> [SET TASK]
Omit the pictures, then write out every entry exactly as it reads.

● ● ●

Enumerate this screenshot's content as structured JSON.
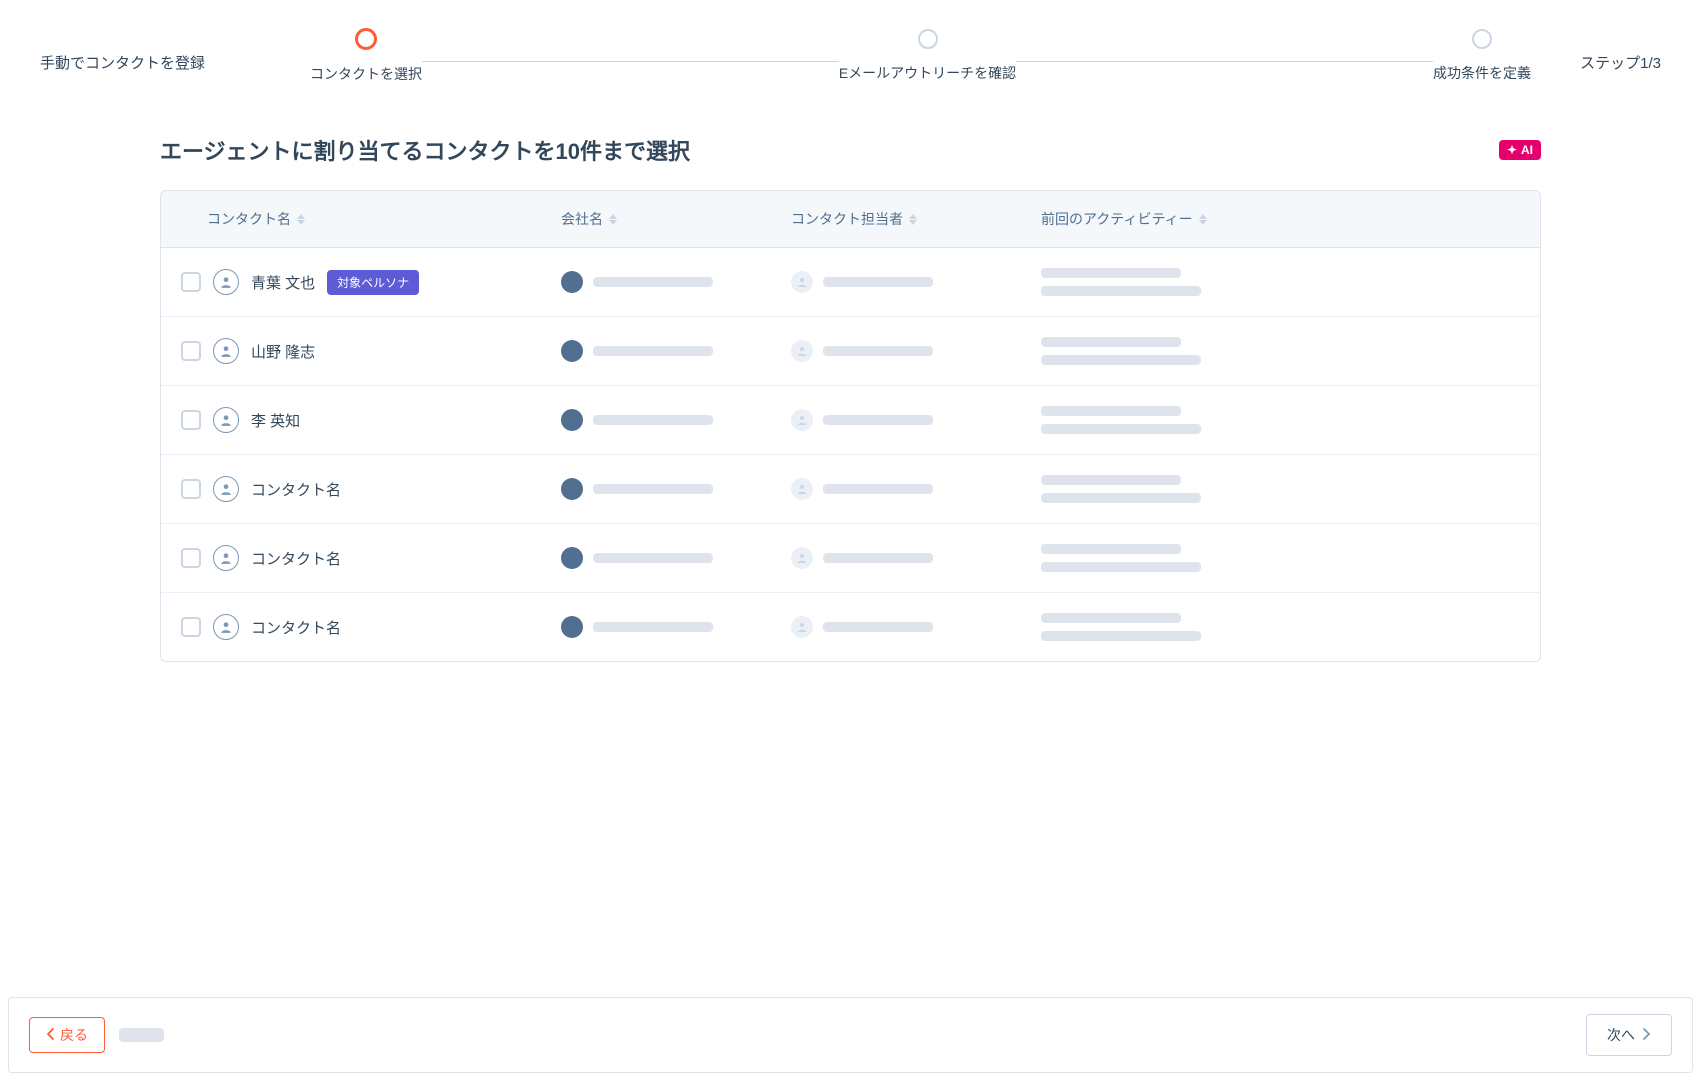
{
  "header": {
    "left_label": "手動でコンタクトを登録",
    "step_indicator": "ステップ1/3",
    "steps": [
      {
        "label": "コンタクトを選択",
        "active": true
      },
      {
        "label": "Eメールアウトリーチを確認",
        "active": false
      },
      {
        "label": "成功条件を定義",
        "active": false
      }
    ]
  },
  "main": {
    "title": "エージェントに割り当てるコンタクトを10件まで選択",
    "ai_badge": "AI",
    "columns": {
      "name": "コンタクト名",
      "company": "会社名",
      "owner": "コンタクト担当者",
      "activity": "前回のアクティビティー"
    },
    "persona_badge_label": "対象ペルソナ",
    "rows": [
      {
        "name": "青葉 文也",
        "persona": true
      },
      {
        "name": "山野 隆志",
        "persona": false
      },
      {
        "name": "李 英知",
        "persona": false
      },
      {
        "name": "コンタクト名",
        "persona": false
      },
      {
        "name": "コンタクト名",
        "persona": false
      },
      {
        "name": "コンタクト名",
        "persona": false
      }
    ]
  },
  "footer": {
    "back": "戻る",
    "next": "次へ"
  }
}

● ● ●

> [TASK OUTPUT]
Enumerate this screenshot's content as structured JSON.
{
  "header": {
    "left_label": "手動でコンタクトを登録",
    "step_indicator": "ステップ1/3",
    "steps": [
      {
        "label": "コンタクトを選択",
        "active": true
      },
      {
        "label": "Eメールアウトリーチを確認",
        "active": false
      },
      {
        "label": "成功条件を定義",
        "active": false
      }
    ]
  },
  "main": {
    "title": "エージェントに割り当てるコンタクトを10件まで選択",
    "ai_badge": "AI",
    "columns": {
      "name": "コンタクト名",
      "company": "会社名",
      "owner": "コンタクト担当者",
      "activity": "前回のアクティビティー"
    },
    "persona_badge_label": "対象ペルソナ",
    "rows": [
      {
        "name": "青葉 文也",
        "persona": true
      },
      {
        "name": "山野 隆志",
        "persona": false
      },
      {
        "name": "李 英知",
        "persona": false
      },
      {
        "name": "コンタクト名",
        "persona": false
      },
      {
        "name": "コンタクト名",
        "persona": false
      },
      {
        "name": "コンタクト名",
        "persona": false
      }
    ]
  },
  "footer": {
    "back": "戻る",
    "next": "次へ"
  }
}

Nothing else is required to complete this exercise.